Required work. Reproduce all the material exactly, minus any pictures it holds.

Data entries.
▼

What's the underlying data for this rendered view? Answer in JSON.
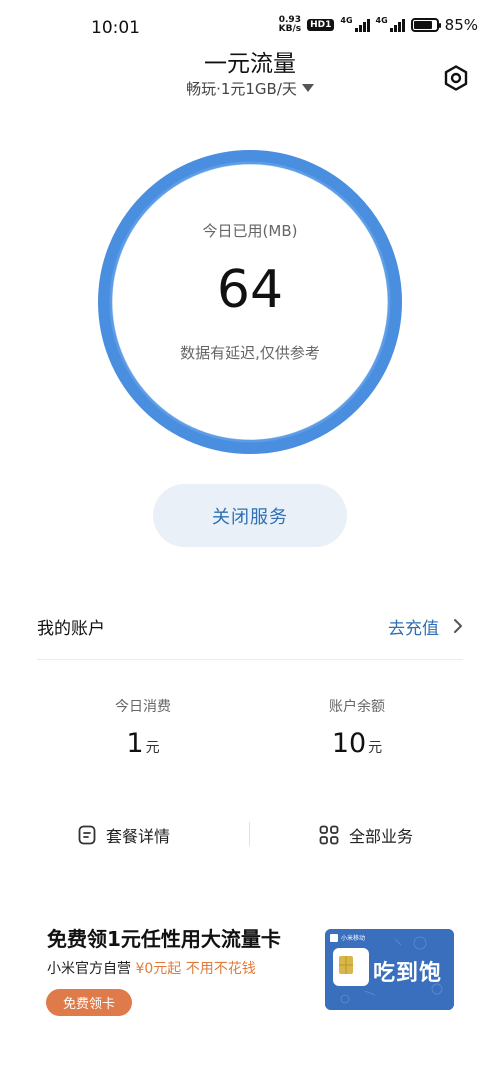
{
  "status_bar": {
    "time": "10:01",
    "net_speed_value": "0.93",
    "net_speed_unit": "KB/s",
    "hd_badge": "HD1",
    "net_type_1": "4G",
    "net_type_2": "4G",
    "battery": "85%"
  },
  "header": {
    "title": "一元流量",
    "plan_selector": "畅玩·1元1GB/天",
    "settings_icon": "gear-hexagon-icon"
  },
  "usage": {
    "label": "今日已用(MB)",
    "value": "64",
    "note": "数据有延迟,仅供参考",
    "ring_color": "#4a8ee0"
  },
  "actions": {
    "close_service": "关闭服务"
  },
  "account": {
    "title": "我的账户",
    "recharge": "去充值",
    "today_cost_label": "今日消费",
    "today_cost_value": "1",
    "today_cost_unit": "元",
    "balance_label": "账户余额",
    "balance_value": "10",
    "balance_unit": "元"
  },
  "quick_links": {
    "plan_details": "套餐详情",
    "all_services": "全部业务"
  },
  "promo": {
    "title": "免费领1元任性用大流量卡",
    "sub_prefix": "小米官方自营",
    "sub_highlight": "¥0元起 不用不花钱",
    "button": "免费领卡",
    "card_brand": "小米移动",
    "card_slogan": "吃到饱"
  },
  "colors": {
    "accent_blue": "#2f6fb3",
    "promo_orange": "#df7b4a",
    "card_blue": "#3a6fbd"
  }
}
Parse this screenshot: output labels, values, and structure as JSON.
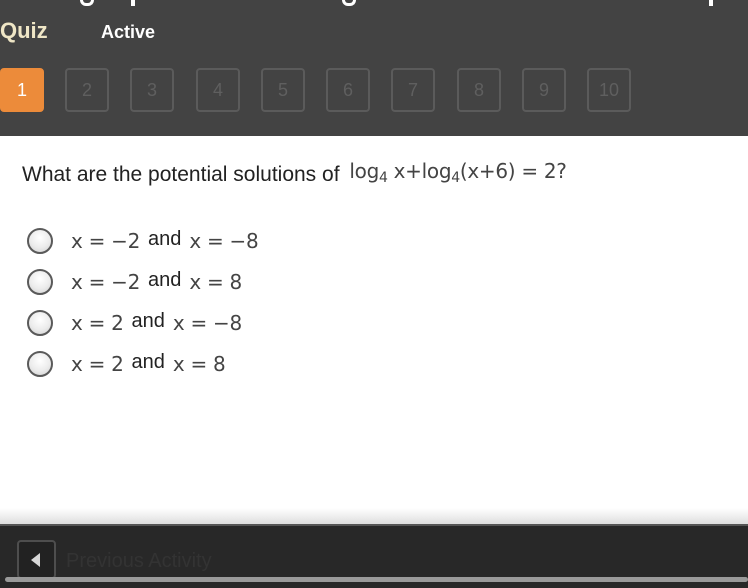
{
  "header": {
    "section_label": "Quiz",
    "status_label": "Active",
    "accent_color": "#ec8b3a",
    "question_nav": {
      "current": 1,
      "items": [
        "1",
        "2",
        "3",
        "4",
        "5",
        "6",
        "7",
        "8",
        "9",
        "10"
      ]
    }
  },
  "question": {
    "prompt": "What are the potential solutions of",
    "equation": {
      "log1": "log",
      "base1": "4",
      "arg1": "x+",
      "log2": "log",
      "base2": "4",
      "arg2": "(x+6) = 2?"
    }
  },
  "options": [
    {
      "left": "x = −2",
      "conj": "and",
      "right": "x = −8",
      "selected": false
    },
    {
      "left": "x = −2",
      "conj": "and",
      "right": "x = 8",
      "selected": false
    },
    {
      "left": "x = 2",
      "conj": "and",
      "right": "x = −8",
      "selected": false
    },
    {
      "left": "x = 2",
      "conj": "and",
      "right": "x = 8",
      "selected": false
    }
  ],
  "footer": {
    "previous_label": "Previous Activity",
    "previous_icon": "triangle-left-icon"
  }
}
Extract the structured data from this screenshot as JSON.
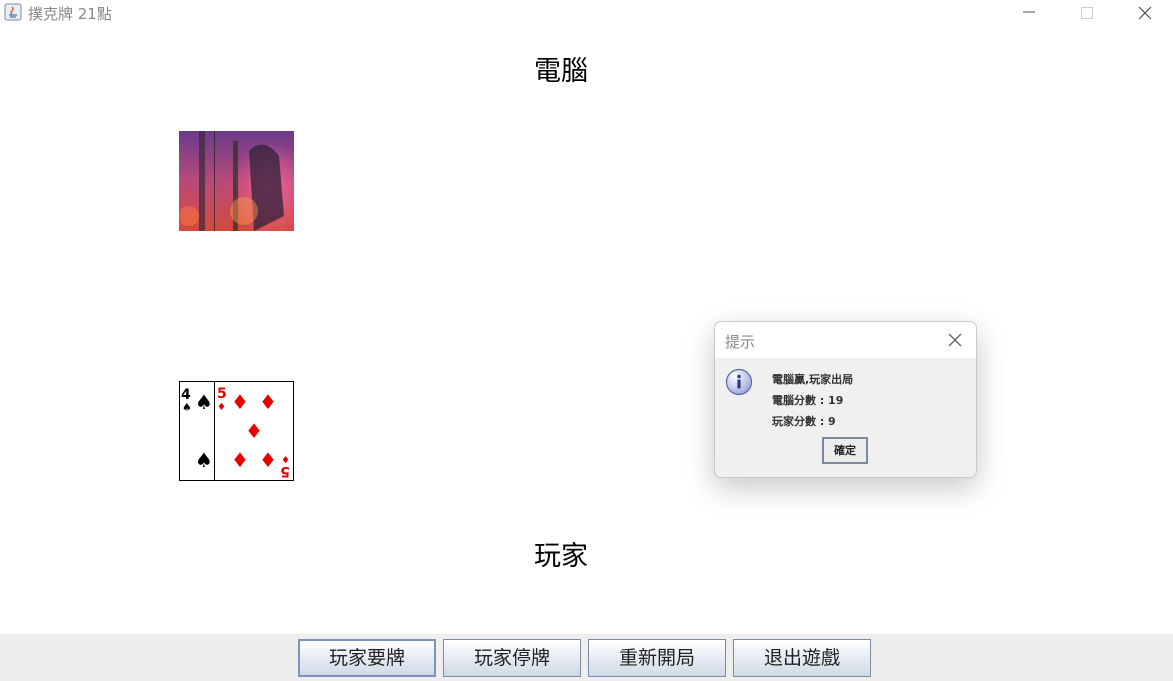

▲

The reply.
What's the underlying data for this rendered view? Answer in JSON.
{
  "status_bar": {
    "time": "10:01",
    "net_speed_value": "0.93",
    "net_speed_unit": "KB/s",
    "hd_badge": "HD1",
    "net_type_1": "4G",
    "net_type_2": "4G",
    "battery": "85%"
  },
  "header": {
    "title": "一元流量",
    "plan_selector": "畅玩·1元1GB/天",
    "settings_icon": "gear-hexagon-icon"
  },
  "usage": {
    "label": "今日已用(MB)",
    "value": "64",
    "note": "数据有延迟,仅供参考",
    "ring_color": "#4a8ee0"
  },
  "actions": {
    "close_service": "关闭服务"
  },
  "account": {
    "title": "我的账户",
    "recharge": "去充值",
    "today_cost_label": "今日消费",
    "today_cost_value": "1",
    "today_cost_unit": "元",
    "balance_label": "账户余额",
    "balance_value": "10",
    "balance_unit": "元"
  },
  "quick_links": {
    "plan_details": "套餐详情",
    "all_services": "全部业务"
  },
  "promo": {
    "title": "免费领1元任性用大流量卡",
    "sub_prefix": "小米官方自营",
    "sub_highlight": "¥0元起 不用不花钱",
    "button": "免费领卡",
    "card_brand": "小米移动",
    "card_slogan": "吃到饱"
  },
  "colors": {
    "accent_blue": "#2f6fb3",
    "promo_orange": "#df7b4a",
    "card_blue": "#3a6fbd"
  }
}
Parse this screenshot: output labels, values, and structure as JSON.
{
  "header": {
    "section_label": "Quiz",
    "status_label": "Active",
    "accent_color": "#ec8b3a",
    "question_nav": {
      "current": 1,
      "items": [
        "1",
        "2",
        "3",
        "4",
        "5",
        "6",
        "7",
        "8",
        "9",
        "10"
      ]
    }
  },
  "question": {
    "prompt": "What are the potential solutions of",
    "equation": {
      "log1": "log",
      "base1": "4",
      "arg1": "x+",
      "log2": "log",
      "base2": "4",
      "arg2": "(x+6) = 2?"
    }
  },
  "options": [
    {
      "left": "x = −2",
      "conj": "and",
      "right": "x = −8",
      "selected": false
    },
    {
      "left": "x = −2",
      "conj": "and",
      "right": "x = 8",
      "selected": false
    },
    {
      "left": "x = 2",
      "conj": "and",
      "right": "x = −8",
      "selected": false
    },
    {
      "left": "x = 2",
      "conj": "and",
      "right": "x = 8",
      "selected": false
    }
  ],
  "footer": {
    "previous_label": "Previous Activity",
    "previous_icon": "triangle-left-icon"
  }
}
Extract the structured data from this screenshot as JSON.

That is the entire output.